### GOAL OF THE EXERCISE:
Whenever a line contains the string "Anand", copy it out of the entries.

### DATASET EXTRACT:
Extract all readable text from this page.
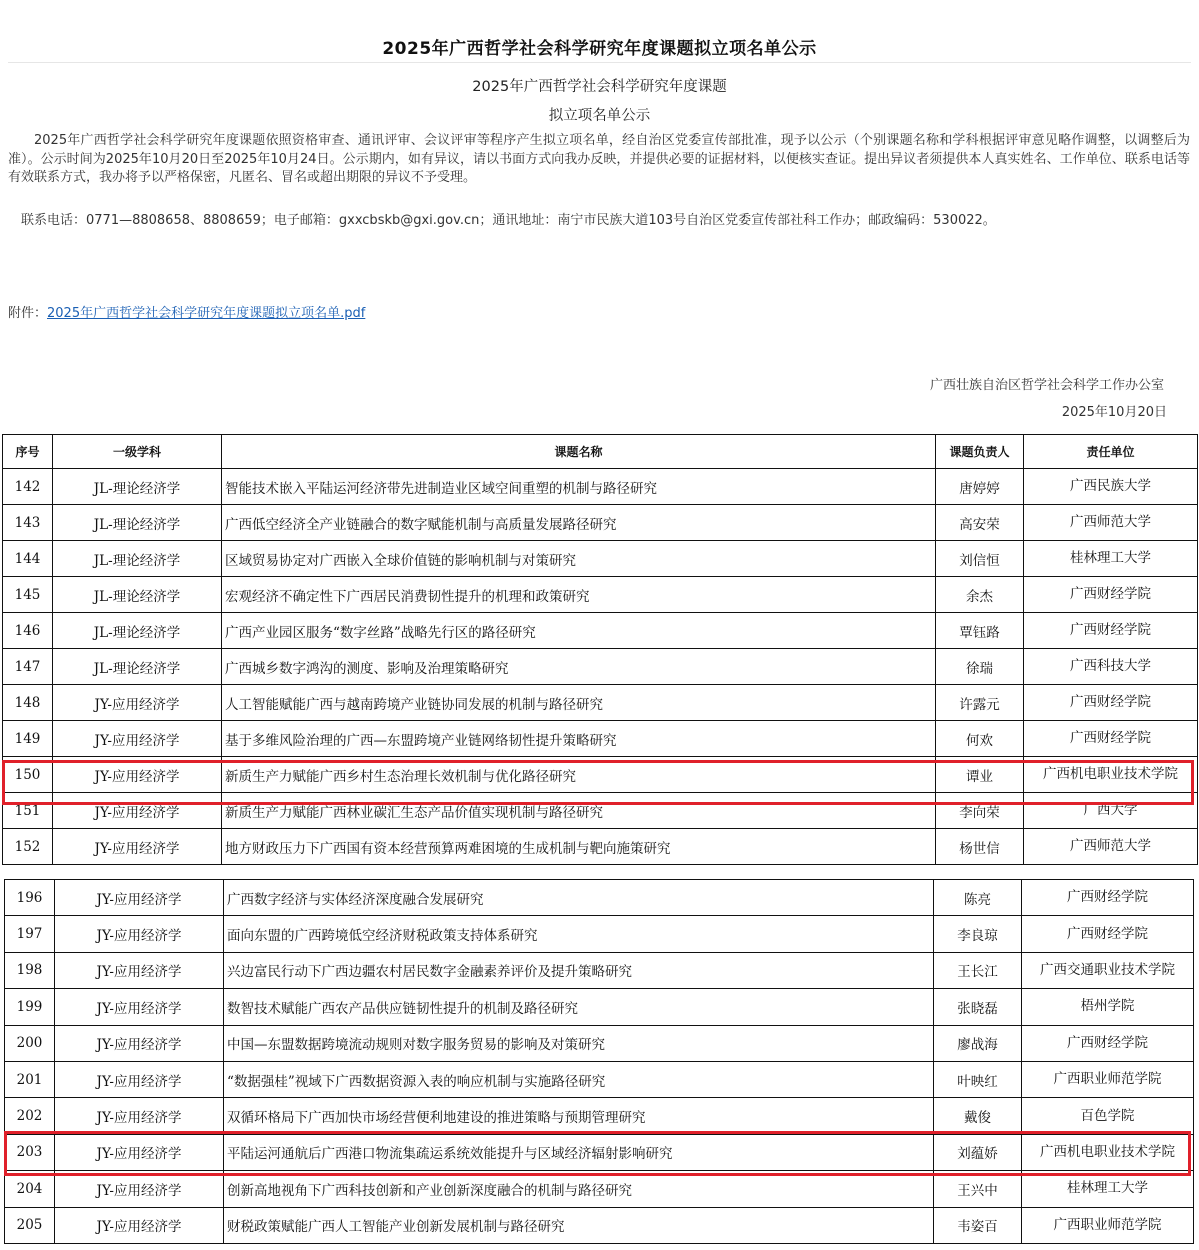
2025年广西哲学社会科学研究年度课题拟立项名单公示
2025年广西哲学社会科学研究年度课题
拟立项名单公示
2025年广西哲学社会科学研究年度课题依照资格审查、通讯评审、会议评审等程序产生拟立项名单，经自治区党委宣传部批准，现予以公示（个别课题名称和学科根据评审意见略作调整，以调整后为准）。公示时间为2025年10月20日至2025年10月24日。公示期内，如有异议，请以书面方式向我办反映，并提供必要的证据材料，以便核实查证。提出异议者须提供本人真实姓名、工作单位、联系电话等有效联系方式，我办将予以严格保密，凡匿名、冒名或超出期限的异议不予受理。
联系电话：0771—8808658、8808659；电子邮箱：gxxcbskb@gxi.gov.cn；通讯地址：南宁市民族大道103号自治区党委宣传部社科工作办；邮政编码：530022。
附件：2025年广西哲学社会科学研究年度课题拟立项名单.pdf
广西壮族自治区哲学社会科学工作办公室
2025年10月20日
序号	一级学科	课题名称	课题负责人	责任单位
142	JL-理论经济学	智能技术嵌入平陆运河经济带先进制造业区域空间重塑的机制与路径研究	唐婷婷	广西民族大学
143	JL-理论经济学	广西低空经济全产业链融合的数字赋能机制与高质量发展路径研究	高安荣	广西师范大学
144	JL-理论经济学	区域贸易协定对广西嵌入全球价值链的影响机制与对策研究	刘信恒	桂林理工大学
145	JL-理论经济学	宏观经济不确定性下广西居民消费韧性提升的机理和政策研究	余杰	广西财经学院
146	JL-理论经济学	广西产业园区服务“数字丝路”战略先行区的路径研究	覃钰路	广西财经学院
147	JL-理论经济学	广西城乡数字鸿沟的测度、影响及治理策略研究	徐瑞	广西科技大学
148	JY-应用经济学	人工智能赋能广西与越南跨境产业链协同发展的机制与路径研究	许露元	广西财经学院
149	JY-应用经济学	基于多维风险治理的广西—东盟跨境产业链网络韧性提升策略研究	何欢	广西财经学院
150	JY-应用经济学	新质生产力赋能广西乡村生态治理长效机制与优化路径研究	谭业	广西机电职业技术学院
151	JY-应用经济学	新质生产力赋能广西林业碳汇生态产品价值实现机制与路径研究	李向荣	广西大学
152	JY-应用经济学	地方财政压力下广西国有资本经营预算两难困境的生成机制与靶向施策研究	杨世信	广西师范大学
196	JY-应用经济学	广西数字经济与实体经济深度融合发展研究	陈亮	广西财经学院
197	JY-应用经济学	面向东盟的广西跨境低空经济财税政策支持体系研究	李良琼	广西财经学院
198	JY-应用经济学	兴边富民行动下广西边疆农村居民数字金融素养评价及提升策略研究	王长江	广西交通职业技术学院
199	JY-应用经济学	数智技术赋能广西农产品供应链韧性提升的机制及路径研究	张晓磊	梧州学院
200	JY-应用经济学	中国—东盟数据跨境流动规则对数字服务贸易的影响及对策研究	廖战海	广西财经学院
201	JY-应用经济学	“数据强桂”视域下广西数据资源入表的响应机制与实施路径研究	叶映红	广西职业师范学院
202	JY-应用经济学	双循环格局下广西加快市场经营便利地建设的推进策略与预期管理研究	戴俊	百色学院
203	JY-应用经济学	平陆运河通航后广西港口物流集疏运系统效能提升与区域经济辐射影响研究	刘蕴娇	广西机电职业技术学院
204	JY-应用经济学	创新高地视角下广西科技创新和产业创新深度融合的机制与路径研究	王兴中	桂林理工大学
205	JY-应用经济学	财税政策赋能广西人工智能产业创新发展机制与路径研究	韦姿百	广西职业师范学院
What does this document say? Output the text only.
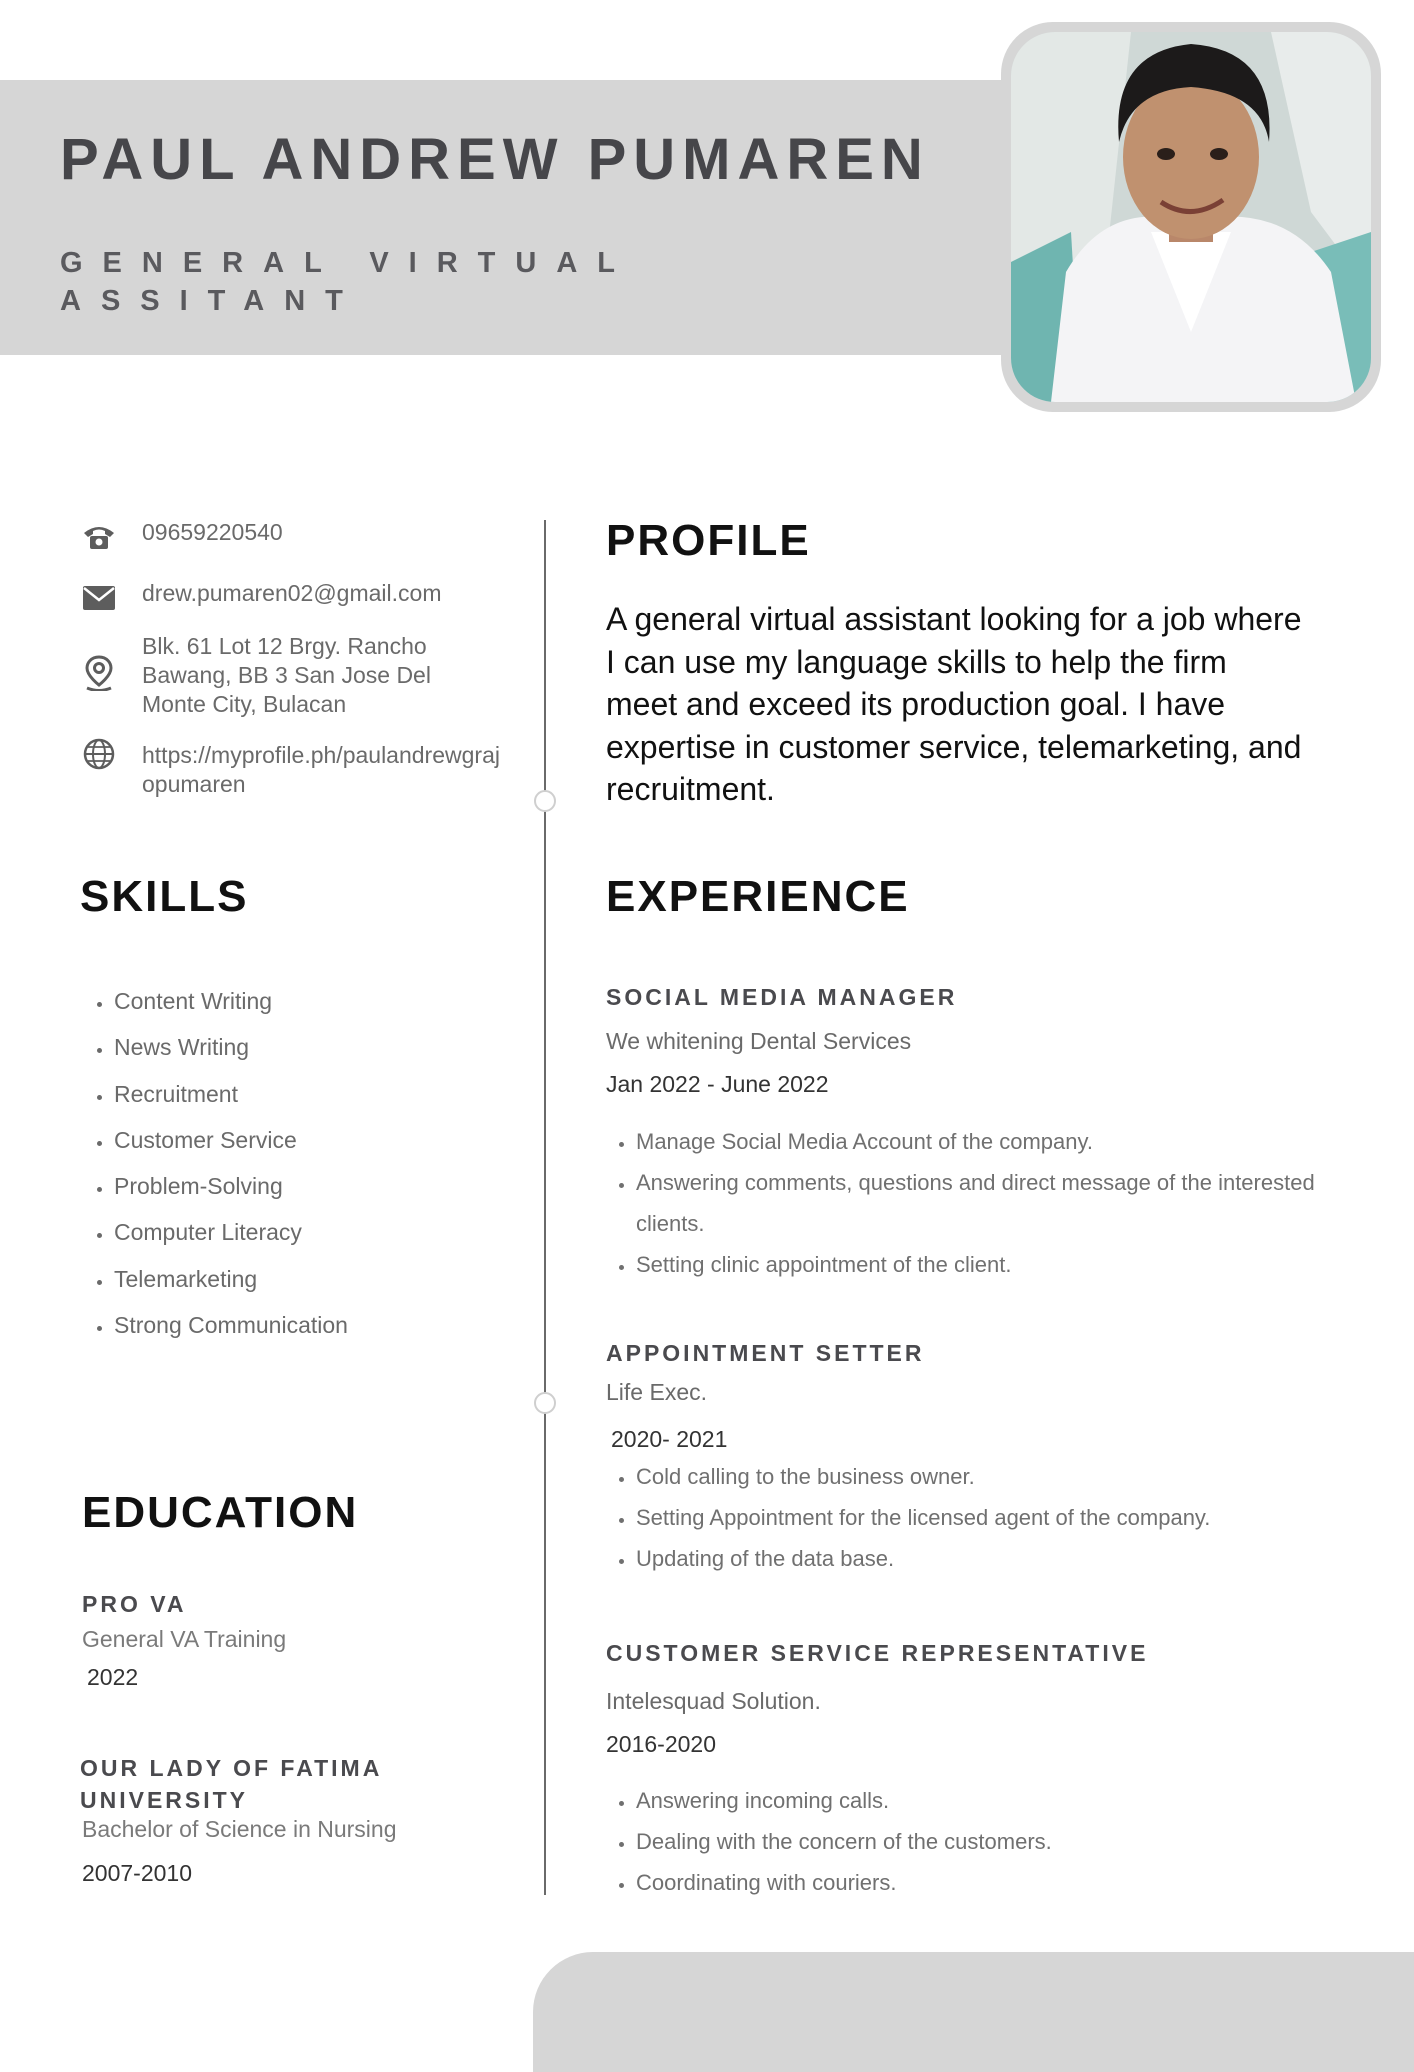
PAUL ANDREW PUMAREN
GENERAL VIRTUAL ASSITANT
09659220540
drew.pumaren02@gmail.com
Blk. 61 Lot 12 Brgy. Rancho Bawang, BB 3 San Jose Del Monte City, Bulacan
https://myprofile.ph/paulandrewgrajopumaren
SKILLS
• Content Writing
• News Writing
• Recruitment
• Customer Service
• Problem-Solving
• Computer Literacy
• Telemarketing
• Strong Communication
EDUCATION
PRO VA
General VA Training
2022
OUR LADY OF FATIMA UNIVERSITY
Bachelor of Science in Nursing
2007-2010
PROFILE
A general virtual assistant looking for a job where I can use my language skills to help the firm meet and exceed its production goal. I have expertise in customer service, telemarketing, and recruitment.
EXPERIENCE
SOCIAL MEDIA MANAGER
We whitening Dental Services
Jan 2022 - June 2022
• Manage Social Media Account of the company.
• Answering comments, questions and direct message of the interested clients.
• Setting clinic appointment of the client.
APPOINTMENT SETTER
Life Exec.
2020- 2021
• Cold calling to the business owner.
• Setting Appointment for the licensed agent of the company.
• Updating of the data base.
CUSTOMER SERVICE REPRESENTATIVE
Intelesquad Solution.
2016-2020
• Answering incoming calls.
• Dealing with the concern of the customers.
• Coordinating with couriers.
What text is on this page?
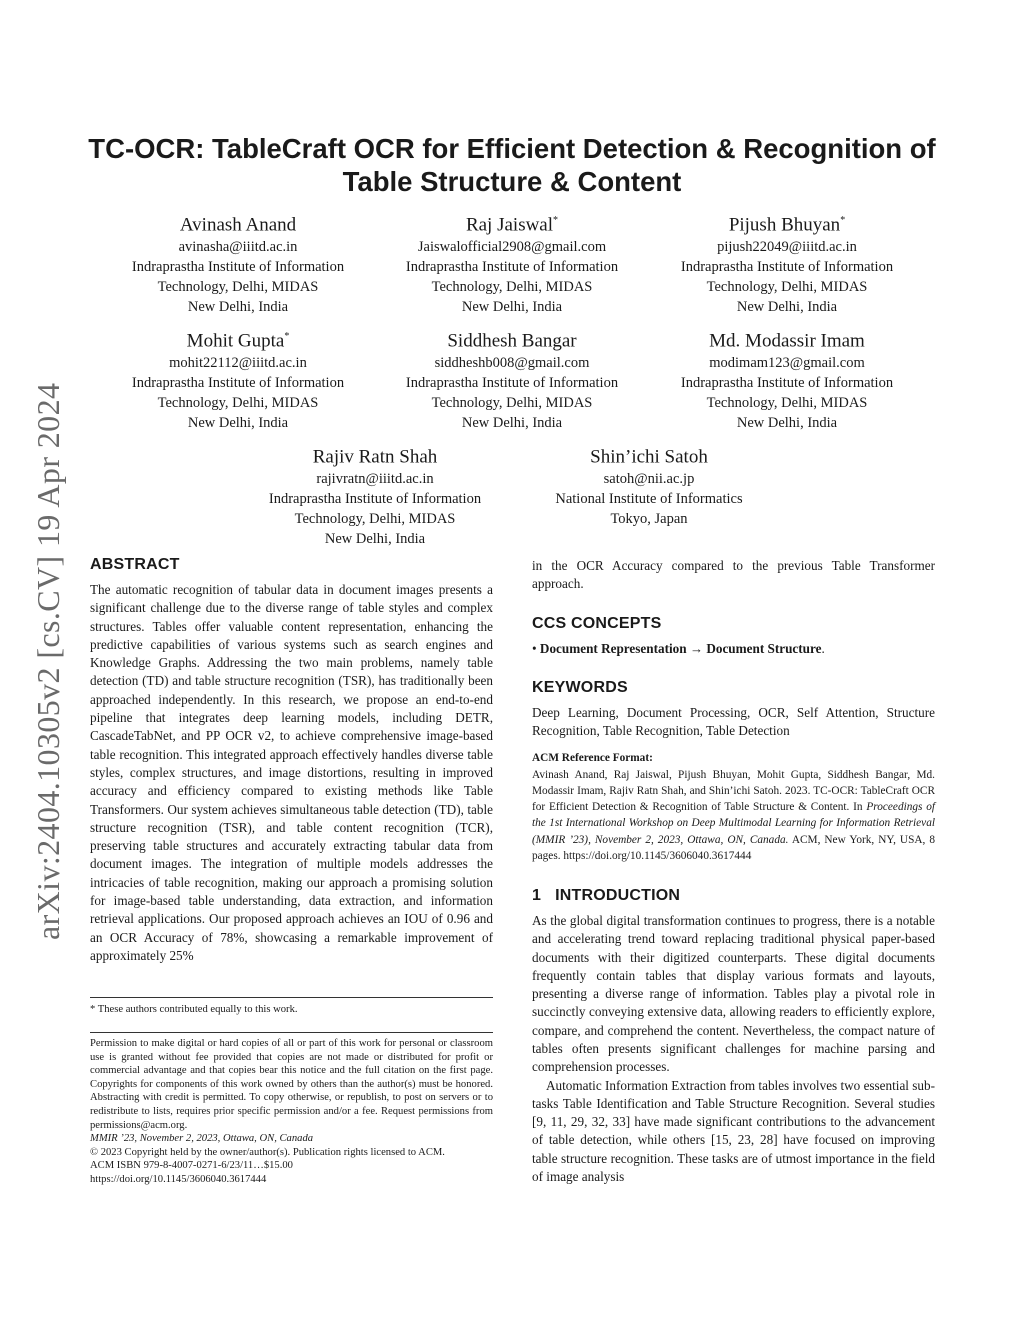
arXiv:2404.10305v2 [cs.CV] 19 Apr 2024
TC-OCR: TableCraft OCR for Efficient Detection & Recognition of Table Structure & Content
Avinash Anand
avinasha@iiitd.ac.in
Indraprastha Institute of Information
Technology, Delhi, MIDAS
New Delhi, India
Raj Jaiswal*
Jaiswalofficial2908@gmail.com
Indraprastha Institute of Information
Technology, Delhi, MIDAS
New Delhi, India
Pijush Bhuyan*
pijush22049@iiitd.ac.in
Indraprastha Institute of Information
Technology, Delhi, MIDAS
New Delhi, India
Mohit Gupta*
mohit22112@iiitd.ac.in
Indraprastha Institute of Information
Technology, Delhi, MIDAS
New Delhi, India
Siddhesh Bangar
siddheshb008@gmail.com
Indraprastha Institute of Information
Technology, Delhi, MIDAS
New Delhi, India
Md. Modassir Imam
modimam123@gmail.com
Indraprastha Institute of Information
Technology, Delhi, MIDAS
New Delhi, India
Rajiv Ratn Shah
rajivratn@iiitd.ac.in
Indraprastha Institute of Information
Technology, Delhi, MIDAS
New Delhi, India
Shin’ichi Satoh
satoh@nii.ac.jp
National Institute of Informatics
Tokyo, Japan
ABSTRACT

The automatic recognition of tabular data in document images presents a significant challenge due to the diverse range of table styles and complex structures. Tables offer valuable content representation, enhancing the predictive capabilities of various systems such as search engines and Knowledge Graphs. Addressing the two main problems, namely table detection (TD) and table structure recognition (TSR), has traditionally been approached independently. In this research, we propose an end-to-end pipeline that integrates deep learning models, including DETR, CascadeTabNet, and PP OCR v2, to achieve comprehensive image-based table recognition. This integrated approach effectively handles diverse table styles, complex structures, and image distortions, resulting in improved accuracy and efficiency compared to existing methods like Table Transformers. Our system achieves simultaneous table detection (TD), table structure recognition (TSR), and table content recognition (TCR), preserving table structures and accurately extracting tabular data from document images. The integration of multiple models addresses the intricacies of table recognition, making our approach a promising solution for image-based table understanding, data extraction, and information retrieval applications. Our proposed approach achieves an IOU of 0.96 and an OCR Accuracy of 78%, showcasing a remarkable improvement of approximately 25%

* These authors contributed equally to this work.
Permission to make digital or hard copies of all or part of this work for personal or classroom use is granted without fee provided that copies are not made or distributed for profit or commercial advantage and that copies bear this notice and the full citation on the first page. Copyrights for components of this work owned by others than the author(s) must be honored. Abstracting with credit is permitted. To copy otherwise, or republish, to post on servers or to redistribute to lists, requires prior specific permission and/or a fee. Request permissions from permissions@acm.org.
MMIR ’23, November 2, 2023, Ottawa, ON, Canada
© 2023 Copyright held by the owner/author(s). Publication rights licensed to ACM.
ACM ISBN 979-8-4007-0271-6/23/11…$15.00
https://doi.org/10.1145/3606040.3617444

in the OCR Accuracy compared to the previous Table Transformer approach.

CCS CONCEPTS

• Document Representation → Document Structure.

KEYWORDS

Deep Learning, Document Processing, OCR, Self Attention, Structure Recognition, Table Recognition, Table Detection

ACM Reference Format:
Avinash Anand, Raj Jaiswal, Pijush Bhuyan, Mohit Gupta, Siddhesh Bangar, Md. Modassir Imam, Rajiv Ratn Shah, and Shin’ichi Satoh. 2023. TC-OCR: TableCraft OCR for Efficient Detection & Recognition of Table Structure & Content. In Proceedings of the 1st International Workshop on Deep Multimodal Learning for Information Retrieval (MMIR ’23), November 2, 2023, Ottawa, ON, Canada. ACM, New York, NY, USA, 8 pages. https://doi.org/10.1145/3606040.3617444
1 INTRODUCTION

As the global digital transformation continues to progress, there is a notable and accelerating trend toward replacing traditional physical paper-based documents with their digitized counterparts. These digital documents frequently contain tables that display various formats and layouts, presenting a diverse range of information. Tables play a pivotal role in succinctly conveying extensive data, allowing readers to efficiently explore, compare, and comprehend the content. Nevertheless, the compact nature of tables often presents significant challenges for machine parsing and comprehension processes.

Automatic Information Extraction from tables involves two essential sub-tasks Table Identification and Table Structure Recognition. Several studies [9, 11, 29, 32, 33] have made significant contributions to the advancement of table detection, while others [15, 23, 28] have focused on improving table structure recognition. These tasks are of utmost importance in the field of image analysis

### FINAL RESULT:
Avinash Anand
Avinash Anand, Raj Jaiswal, Pijush Bhuyan, Mohit Gupta, Siddhesh Bangar, Md. Modassir Imam, Rajiv Ratn Shah, and Shin’ichi Satoh. 2023. TC-OCR: TableCraft OCR for Efficient Detection & Recognition of Table Structure & Content. In Proceedings of the 1st International Workshop on Deep Multimodal Learning for Information Retrieval (MMIR ’23), November 2, 2023, Ottawa, ON, Canada. ACM, New York, NY, USA, 8 pages. https://doi.org/10.1145/3606040.3617444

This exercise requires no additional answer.